PROBLEM DESCRIPTION
Copy the records below exactly, leaving out every picture.

··· WORKING DATA

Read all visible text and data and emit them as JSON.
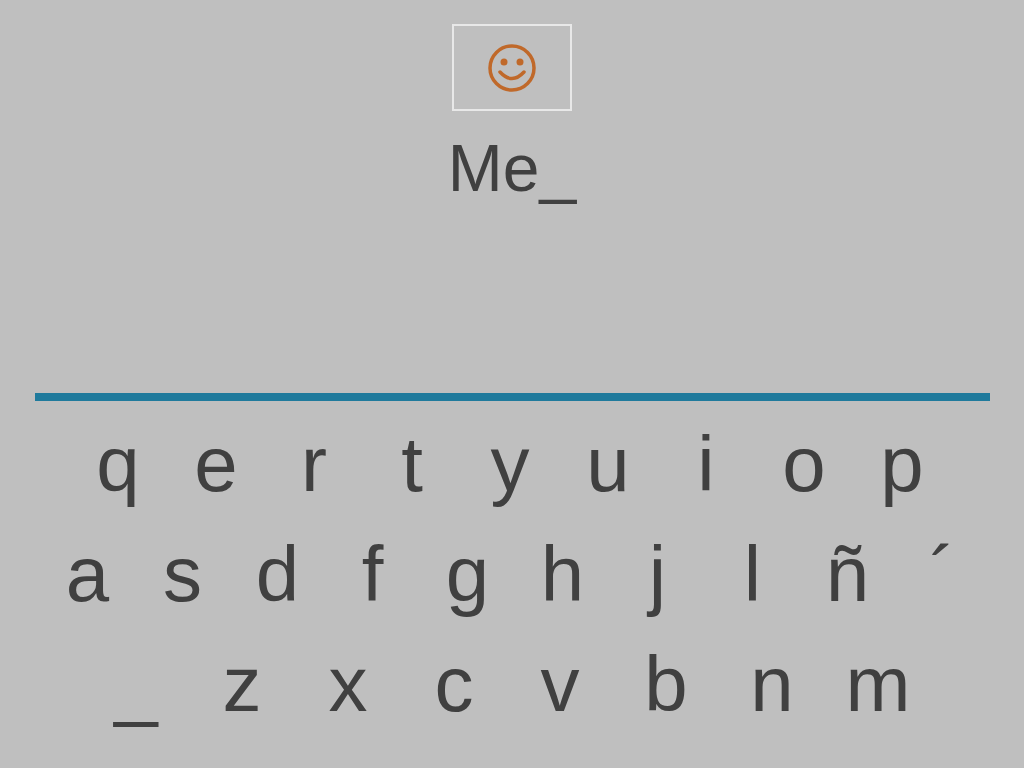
{
  "word": "Me_",
  "keyboard": {
    "rows": [
      [
        "q",
        "e",
        "r",
        "t",
        "y",
        "u",
        "i",
        "o",
        "p"
      ],
      [
        "a",
        "s",
        "d",
        "f",
        "g",
        "h",
        "j",
        "l",
        "ñ",
        "´"
      ],
      [
        "_",
        "z",
        "x",
        "c",
        "v",
        "b",
        "n",
        "m"
      ]
    ]
  }
}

······

WRITTEN RESPONSE
Read all visible text and data and emit them as JSON.
{
  "word": "Me_",
  "keyboard": {
    "rows": [
      [
        "q",
        "e",
        "r",
        "t",
        "y",
        "u",
        "i",
        "o",
        "p"
      ],
      [
        "a",
        "s",
        "d",
        "f",
        "g",
        "h",
        "j",
        "l",
        "ñ",
        "´"
      ],
      [
        "_",
        "z",
        "x",
        "c",
        "v",
        "b",
        "n",
        "m"
      ]
    ]
  }
}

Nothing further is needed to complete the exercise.